**What is expected:**
Output all lines exactly, with nothing added or dropped.
--- Exercise data ---
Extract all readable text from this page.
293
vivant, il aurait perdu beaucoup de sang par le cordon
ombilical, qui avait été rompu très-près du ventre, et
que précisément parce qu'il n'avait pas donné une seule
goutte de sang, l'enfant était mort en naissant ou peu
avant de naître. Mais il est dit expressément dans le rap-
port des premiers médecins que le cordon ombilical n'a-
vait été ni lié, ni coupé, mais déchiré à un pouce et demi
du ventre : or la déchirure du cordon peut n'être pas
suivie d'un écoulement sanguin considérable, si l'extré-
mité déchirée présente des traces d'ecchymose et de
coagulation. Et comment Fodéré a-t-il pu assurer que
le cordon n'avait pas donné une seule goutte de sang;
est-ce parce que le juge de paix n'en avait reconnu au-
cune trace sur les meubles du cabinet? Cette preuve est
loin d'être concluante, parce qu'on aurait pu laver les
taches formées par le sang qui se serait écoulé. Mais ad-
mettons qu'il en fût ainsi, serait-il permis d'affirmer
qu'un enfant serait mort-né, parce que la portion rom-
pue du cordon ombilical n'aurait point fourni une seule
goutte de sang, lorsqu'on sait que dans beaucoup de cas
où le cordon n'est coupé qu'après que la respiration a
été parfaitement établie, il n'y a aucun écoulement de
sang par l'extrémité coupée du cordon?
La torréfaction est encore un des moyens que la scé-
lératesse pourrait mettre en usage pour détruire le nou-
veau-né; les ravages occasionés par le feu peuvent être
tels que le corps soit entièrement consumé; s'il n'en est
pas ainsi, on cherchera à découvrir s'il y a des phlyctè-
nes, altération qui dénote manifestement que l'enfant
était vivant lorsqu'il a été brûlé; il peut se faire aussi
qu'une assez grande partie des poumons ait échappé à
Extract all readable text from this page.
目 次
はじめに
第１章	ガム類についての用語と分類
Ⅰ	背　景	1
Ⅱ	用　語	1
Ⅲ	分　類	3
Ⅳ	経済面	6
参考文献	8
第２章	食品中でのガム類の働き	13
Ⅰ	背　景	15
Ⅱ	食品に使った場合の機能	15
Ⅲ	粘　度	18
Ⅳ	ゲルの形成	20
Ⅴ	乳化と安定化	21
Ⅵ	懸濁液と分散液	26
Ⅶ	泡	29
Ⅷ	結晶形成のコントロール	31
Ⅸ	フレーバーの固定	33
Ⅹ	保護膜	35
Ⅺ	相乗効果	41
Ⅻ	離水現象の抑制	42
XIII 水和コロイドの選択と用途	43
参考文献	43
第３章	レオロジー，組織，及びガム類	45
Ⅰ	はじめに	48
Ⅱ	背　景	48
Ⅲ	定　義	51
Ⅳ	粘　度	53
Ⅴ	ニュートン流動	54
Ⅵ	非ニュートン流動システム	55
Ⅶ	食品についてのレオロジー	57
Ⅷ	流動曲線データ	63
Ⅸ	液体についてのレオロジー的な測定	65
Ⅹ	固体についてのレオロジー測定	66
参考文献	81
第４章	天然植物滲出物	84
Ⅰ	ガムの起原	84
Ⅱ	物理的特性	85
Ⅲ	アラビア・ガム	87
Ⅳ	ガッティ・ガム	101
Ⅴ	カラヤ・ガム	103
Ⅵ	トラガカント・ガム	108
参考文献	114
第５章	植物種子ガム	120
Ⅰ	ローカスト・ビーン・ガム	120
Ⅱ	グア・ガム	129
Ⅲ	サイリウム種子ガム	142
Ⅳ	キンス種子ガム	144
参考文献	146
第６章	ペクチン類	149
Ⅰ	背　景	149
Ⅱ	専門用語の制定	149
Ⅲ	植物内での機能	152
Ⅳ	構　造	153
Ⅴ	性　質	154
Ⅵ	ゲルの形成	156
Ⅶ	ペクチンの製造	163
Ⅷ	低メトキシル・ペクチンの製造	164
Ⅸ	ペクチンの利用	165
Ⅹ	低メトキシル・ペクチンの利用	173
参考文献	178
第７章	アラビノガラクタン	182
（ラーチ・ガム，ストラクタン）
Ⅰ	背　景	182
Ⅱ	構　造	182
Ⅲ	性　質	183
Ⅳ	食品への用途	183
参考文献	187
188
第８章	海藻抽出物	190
---
**Task output:**
Extract all readable text from this page.
293
vivant, il aurait perdu beaucoup de sang par le cordon
ombilical, qui avait été rompu très-près du ventre, et
que précisément parce qu'il n'avait pas donné une seule
goutte de sang, l'enfant était mort en naissant ou peu
avant de naître. Mais il est dit expressément dans le rap-
port des premiers médecins que le cordon ombilical n'a-
vait été ni lié, ni coupé, mais déchiré à un pouce et demi
du ventre : or la déchirure du cordon peut n'être pas
suivie d'un écoulement sanguin considérable, si l'extré-
mité déchirée présente des traces d'ecchymose et de
coagulation. Et comment Fodéré a-t-il pu assurer que
le cordon n'avait pas donné une seule goutte de sang;
est-ce parce que le juge de paix n'en avait reconnu au-
cune trace sur les meubles du cabinet? Cette preuve est
loin d'être concluante, parce qu'on aurait pu laver les
taches formées par le sang qui se serait écoulé. Mais ad-
mettons qu'il en fût ainsi, serait-il permis d'affirmer
qu'un enfant serait mort-né, parce que la portion rom-
pue du cordon ombilical n'aurait point fourni une seule
goutte de sang, lorsqu'on sait que dans beaucoup de cas
où le cordon n'est coupé qu'après que la respiration a
été parfaitement établie, il n'y a aucun écoulement de
sang par l'extrémité coupée du cordon?
La torréfaction est encore un des moyens que la scé-
lératesse pourrait mettre en usage pour détruire le nou-
veau-né; les ravages occasionés par le feu peuvent être
tels que le corps soit entièrement consumé; s'il n'en est
pas ainsi, on cherchera à découvrir s'il y a des phlyctè-
nes, altération qui dénote manifestement que l'enfant
était vivant lorsqu'il a été brûlé; il peut se faire aussi
qu'une assez grande partie des poumons ait échappé à
Extract all readable text from this page.
目 次
はじめに
第１章	ガム類についての用語と分類
Ⅰ	背　景	1
Ⅱ	用　語	1
Ⅲ	分　類	3
Ⅳ	経済面	6
参考文献	8
第２章	食品中でのガム類の働き	13
Ⅰ	背　景	15
Ⅱ	食品に使った場合の機能	15
Ⅲ	粘　度	18
Ⅳ	ゲルの形成	20
Ⅴ	乳化と安定化	21
Ⅵ	懸濁液と分散液	26
Ⅶ	泡	29
Ⅷ	結晶形成のコントロール	31
Ⅸ	フレーバーの固定	33
Ⅹ	保護膜	35
Ⅺ	相乗効果	41
Ⅻ	離水現象の抑制	42
XIII 水和コロイドの選択と用途	43
参考文献	43
第３章	レオロジー，組織，及びガム類	45
Ⅰ	はじめに	48
Ⅱ	背　景	48
Ⅲ	定　義	51
Ⅳ	粘　度	53
Ⅴ	ニュートン流動	54
Ⅵ	非ニュートン流動システム	55
Ⅶ	食品についてのレオロジー	57
Ⅷ	流動曲線データ	63
Ⅸ	液体についてのレオロジー的な測定	65
Ⅹ	固体についてのレオロジー測定	66
参考文献	81
第４章	天然植物滲出物	84
Ⅰ	ガムの起原	84
Ⅱ	物理的特性	85
Ⅲ	アラビア・ガム	87
Ⅳ	ガッティ・ガム	101
Ⅴ	カラヤ・ガム	103
Ⅵ	トラガカント・ガム	108
参考文献	114
第５章	植物種子ガム	120
Ⅰ	ローカスト・ビーン・ガム	120
Ⅱ	グア・ガム	129
Ⅲ	サイリウム種子ガム	142
Ⅳ	キンス種子ガム	144
参考文献	146
第６章	ペクチン類	149
Ⅰ	背　景	149
Ⅱ	専門用語の制定	149
Ⅲ	植物内での機能	152
Ⅳ	構　造	153
Ⅴ	性　質	154
Ⅵ	ゲルの形成	156
Ⅶ	ペクチンの製造	163
Ⅷ	低メトキシル・ペクチンの製造	164
Ⅸ	ペクチンの利用	165
Ⅹ	低メトキシル・ペクチンの利用	173
参考文献	178
第７章	アラビノガラクタン	182
（ラーチ・ガム，ストラクタン）
Ⅰ	背　景	182
Ⅱ	構　造	182
Ⅲ	性　質	183
Ⅳ	食品への用途	183
参考文献	187
188
第８章	海藻抽出物	190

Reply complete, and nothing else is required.